=== RECORDS SUPPLIED ===

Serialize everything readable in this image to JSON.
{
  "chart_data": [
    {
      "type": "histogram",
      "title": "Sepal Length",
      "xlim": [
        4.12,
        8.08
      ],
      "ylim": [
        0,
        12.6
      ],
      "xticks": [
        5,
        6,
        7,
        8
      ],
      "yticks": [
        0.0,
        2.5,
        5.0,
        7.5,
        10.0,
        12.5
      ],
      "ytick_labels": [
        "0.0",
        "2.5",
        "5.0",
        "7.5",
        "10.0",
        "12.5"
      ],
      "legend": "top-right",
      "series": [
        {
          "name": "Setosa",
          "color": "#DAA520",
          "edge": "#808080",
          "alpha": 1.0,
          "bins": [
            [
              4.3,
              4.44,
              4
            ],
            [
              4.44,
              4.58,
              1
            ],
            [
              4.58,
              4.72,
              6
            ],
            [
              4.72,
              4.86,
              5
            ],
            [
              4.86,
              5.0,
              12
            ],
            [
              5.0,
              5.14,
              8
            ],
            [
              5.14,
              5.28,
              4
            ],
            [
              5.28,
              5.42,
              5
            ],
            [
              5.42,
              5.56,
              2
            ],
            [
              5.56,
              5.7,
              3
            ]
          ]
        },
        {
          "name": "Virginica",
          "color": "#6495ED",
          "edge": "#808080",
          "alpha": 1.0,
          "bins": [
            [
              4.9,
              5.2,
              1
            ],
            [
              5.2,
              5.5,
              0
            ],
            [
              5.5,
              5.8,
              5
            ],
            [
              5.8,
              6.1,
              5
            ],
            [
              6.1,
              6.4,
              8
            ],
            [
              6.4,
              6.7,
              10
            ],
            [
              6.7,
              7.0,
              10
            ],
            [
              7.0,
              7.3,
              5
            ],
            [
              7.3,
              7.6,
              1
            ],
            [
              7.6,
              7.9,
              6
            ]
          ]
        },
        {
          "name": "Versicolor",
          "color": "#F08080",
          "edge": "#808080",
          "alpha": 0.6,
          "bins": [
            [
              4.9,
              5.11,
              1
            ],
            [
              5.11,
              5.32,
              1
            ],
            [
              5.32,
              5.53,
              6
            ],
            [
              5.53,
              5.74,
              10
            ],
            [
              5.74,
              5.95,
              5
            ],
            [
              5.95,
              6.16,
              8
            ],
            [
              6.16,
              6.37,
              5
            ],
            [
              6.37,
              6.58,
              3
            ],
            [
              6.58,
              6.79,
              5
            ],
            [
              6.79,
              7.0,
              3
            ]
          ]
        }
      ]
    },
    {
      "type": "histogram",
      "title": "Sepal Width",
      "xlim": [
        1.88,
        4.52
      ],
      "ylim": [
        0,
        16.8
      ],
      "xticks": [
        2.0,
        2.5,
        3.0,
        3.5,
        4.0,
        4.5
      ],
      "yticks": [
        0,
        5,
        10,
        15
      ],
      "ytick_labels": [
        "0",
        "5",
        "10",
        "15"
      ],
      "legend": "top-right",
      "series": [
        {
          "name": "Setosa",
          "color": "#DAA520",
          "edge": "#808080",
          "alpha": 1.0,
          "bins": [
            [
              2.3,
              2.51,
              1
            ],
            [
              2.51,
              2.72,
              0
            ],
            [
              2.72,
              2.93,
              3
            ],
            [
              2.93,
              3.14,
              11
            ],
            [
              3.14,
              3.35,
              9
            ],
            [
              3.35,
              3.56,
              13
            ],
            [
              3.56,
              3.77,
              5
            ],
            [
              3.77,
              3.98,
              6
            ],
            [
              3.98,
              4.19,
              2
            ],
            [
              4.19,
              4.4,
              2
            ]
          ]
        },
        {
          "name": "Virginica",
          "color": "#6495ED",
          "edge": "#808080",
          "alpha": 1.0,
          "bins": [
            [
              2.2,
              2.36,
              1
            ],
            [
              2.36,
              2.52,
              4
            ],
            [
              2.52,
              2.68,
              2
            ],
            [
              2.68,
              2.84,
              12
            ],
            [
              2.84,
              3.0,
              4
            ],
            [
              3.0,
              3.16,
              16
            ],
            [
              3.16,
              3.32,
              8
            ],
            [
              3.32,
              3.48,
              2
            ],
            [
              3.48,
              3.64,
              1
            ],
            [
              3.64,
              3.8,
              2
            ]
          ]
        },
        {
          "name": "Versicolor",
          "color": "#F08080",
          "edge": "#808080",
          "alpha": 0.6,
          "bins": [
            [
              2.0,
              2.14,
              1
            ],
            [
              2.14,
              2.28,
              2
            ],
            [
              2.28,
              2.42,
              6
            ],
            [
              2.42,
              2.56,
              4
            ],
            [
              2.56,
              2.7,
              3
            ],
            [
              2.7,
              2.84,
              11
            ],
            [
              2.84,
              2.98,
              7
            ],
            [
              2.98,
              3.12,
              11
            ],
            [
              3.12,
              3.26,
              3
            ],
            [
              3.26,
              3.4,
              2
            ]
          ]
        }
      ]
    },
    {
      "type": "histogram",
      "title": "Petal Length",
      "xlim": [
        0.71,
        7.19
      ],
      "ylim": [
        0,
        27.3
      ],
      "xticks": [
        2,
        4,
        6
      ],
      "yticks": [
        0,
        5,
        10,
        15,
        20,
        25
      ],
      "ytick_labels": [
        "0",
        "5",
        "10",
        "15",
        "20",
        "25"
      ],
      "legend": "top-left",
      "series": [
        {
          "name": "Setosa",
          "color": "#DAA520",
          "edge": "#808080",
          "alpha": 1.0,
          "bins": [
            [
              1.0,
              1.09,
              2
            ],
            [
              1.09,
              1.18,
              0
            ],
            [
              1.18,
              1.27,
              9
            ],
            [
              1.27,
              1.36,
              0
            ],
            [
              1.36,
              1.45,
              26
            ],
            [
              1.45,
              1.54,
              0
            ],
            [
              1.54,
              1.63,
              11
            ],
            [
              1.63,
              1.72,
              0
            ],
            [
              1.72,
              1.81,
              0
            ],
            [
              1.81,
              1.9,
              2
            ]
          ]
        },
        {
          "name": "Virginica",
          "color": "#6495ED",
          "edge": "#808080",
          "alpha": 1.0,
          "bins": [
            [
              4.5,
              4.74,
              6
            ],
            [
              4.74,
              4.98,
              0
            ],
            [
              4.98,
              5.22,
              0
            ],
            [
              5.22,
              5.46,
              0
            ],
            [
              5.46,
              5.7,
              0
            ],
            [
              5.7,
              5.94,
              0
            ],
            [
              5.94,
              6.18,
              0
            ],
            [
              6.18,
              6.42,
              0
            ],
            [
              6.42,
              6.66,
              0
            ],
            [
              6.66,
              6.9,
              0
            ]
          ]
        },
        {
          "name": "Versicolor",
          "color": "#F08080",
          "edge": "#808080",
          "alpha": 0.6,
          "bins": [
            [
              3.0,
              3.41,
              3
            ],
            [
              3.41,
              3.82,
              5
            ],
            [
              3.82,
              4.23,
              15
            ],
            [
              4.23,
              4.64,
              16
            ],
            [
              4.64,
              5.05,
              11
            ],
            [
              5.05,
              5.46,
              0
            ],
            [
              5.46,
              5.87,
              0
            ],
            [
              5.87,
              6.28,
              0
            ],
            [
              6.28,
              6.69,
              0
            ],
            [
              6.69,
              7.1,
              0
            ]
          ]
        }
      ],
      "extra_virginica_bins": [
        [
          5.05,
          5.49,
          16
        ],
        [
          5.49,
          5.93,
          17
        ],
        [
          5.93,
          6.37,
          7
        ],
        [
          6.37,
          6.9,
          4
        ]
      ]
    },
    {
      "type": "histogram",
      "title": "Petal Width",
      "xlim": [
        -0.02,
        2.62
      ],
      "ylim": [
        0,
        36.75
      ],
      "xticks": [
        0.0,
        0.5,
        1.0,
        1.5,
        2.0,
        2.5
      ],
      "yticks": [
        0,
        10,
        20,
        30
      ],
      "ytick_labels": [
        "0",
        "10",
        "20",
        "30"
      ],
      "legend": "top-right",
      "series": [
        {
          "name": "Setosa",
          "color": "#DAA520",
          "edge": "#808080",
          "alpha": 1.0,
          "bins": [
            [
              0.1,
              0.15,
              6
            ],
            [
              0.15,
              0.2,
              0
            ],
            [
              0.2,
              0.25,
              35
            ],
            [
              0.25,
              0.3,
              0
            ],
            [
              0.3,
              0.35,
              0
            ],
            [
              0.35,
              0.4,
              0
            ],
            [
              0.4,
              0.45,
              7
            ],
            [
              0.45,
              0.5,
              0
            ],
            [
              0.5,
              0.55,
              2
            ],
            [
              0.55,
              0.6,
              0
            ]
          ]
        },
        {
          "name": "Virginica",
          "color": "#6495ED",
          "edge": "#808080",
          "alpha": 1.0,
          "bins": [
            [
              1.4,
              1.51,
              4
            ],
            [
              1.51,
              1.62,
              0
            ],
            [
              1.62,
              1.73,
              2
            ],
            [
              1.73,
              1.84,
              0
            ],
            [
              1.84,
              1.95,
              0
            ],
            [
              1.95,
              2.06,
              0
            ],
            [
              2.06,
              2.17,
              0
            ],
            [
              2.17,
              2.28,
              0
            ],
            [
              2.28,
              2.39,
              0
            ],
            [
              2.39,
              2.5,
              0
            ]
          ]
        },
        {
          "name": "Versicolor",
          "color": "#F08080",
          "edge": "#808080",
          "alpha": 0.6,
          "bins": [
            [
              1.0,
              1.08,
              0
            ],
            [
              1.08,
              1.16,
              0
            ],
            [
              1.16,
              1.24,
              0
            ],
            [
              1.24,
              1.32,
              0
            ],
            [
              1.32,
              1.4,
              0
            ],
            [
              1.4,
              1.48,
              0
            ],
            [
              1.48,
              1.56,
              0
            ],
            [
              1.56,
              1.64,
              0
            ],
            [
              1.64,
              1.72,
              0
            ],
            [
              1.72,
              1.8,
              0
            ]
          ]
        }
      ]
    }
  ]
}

===

Locate the string "Sepal" in the listing above and copy every line where it occurs.

      "title": "Sepal Length",
      "title": "Sepal Width",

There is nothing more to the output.